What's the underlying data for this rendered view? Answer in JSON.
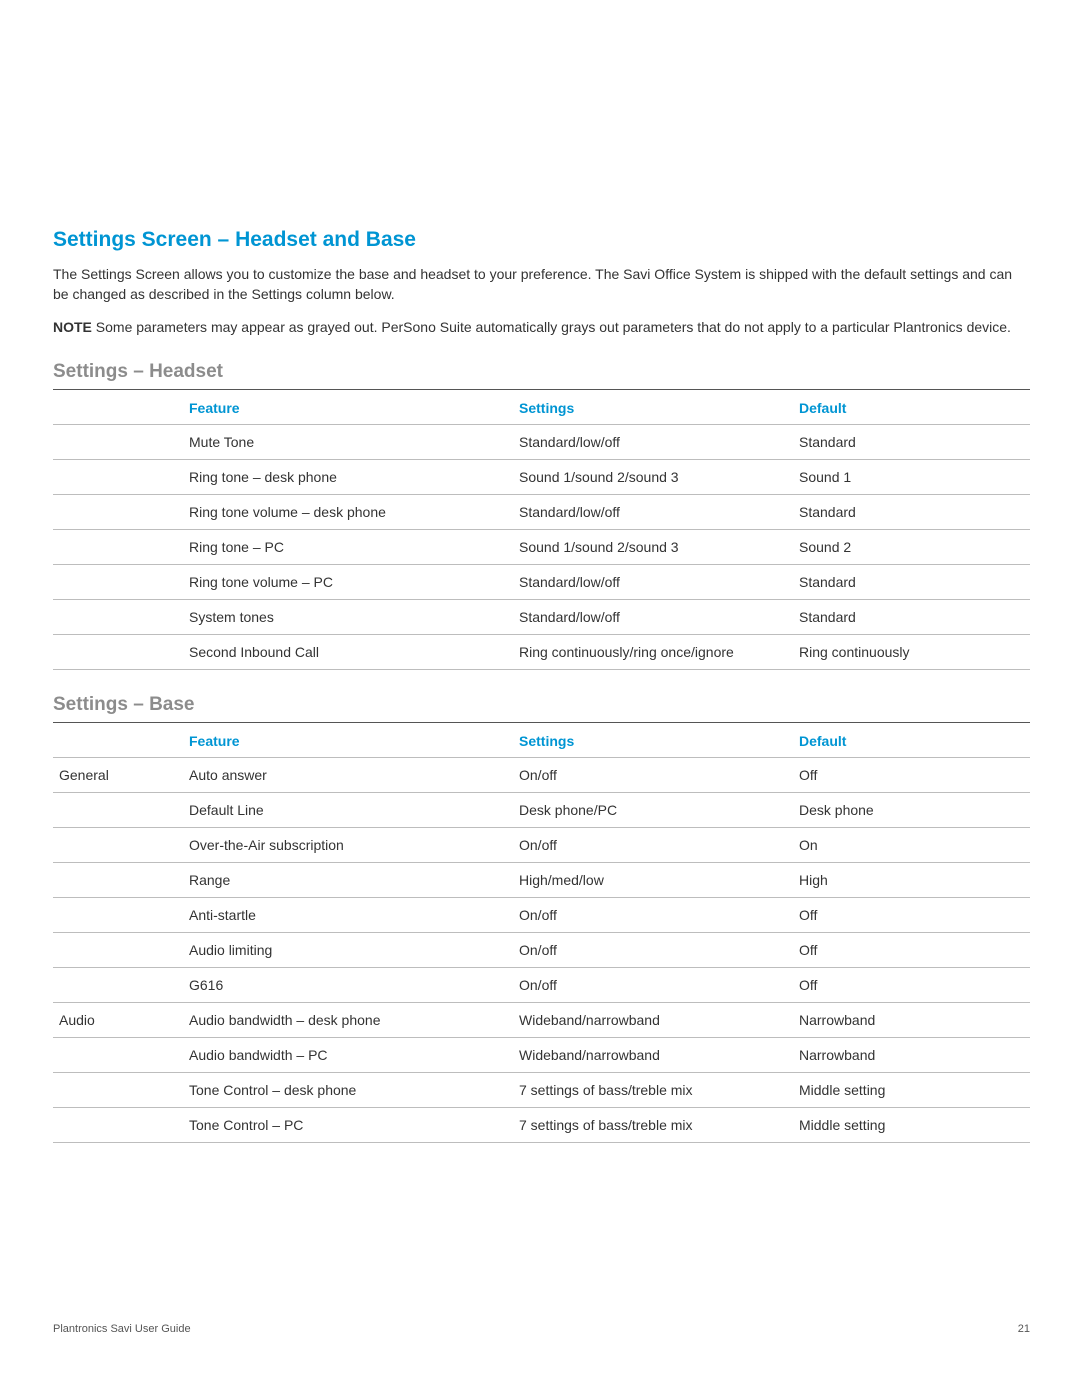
{
  "title": "Settings Screen – Headset and Base",
  "intro1": "The Settings Screen allows you to customize the base and headset to your preference. The Savi Office System is shipped with the default settings and can be changed as described in the Settings column below.",
  "note_label": "NOTE",
  "note_text": " Some parameters may appear as grayed out.  PerSono Suite automatically grays out parameters that do not apply to a particular Plantronics device.",
  "headset": {
    "heading": "Settings – Headset",
    "cols": {
      "feature": "Feature",
      "settings": "Settings",
      "default": "Default"
    },
    "rows": [
      {
        "feature": "Mute Tone",
        "settings": "Standard/low/off",
        "default": "Standard"
      },
      {
        "feature": "Ring tone – desk phone",
        "settings": "Sound 1/sound 2/sound 3",
        "default": "Sound 1"
      },
      {
        "feature": "Ring tone volume – desk phone",
        "settings": "Standard/low/off",
        "default": "Standard"
      },
      {
        "feature": "Ring tone – PC",
        "settings": "Sound 1/sound 2/sound 3",
        "default": "Sound 2"
      },
      {
        "feature": "Ring tone volume – PC",
        "settings": "Standard/low/off",
        "default": "Standard"
      },
      {
        "feature": "System tones",
        "settings": "Standard/low/off",
        "default": "Standard"
      },
      {
        "feature": "Second Inbound Call",
        "settings": "Ring continuously/ring once/ignore",
        "default": "Ring continuously"
      }
    ]
  },
  "base": {
    "heading": "Settings – Base",
    "cols": {
      "feature": "Feature",
      "settings": "Settings",
      "default": "Default"
    },
    "rows": [
      {
        "category": "General",
        "feature": "Auto answer",
        "settings": "On/off",
        "default": "Off"
      },
      {
        "category": "",
        "feature": "Default Line",
        "settings": "Desk phone/PC",
        "default": "Desk phone"
      },
      {
        "category": "",
        "feature": "Over-the-Air subscription",
        "settings": "On/off",
        "default": "On"
      },
      {
        "category": "",
        "feature": "Range",
        "settings": "High/med/low",
        "default": "High"
      },
      {
        "category": "",
        "feature": "Anti-startle",
        "settings": "On/off",
        "default": "Off"
      },
      {
        "category": "",
        "feature": "Audio limiting",
        "settings": "On/off",
        "default": "Off"
      },
      {
        "category": "",
        "feature": "G616",
        "settings": "On/off",
        "default": "Off"
      },
      {
        "category": "Audio",
        "feature": "Audio bandwidth – desk phone",
        "settings": "Wideband/narrowband",
        "default": "Narrowband"
      },
      {
        "category": "",
        "feature": "Audio bandwidth – PC",
        "settings": "Wideband/narrowband",
        "default": "Narrowband"
      },
      {
        "category": "",
        "feature": "Tone Control – desk phone",
        "settings": "7 settings of bass/treble mix",
        "default": "Middle setting"
      },
      {
        "category": "",
        "feature": "Tone Control – PC",
        "settings": "7 settings of bass/treble mix",
        "default": "Middle setting"
      }
    ]
  },
  "footer": {
    "left": "Plantronics Savi User Guide",
    "right": "21"
  }
}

+ + +

_Problem requirements_. Find the word "Control" in the data and show each line that holds it.

_Correct response_.
        "feature": "Tone Control – desk phone",
        "feature": "Tone Control – PC",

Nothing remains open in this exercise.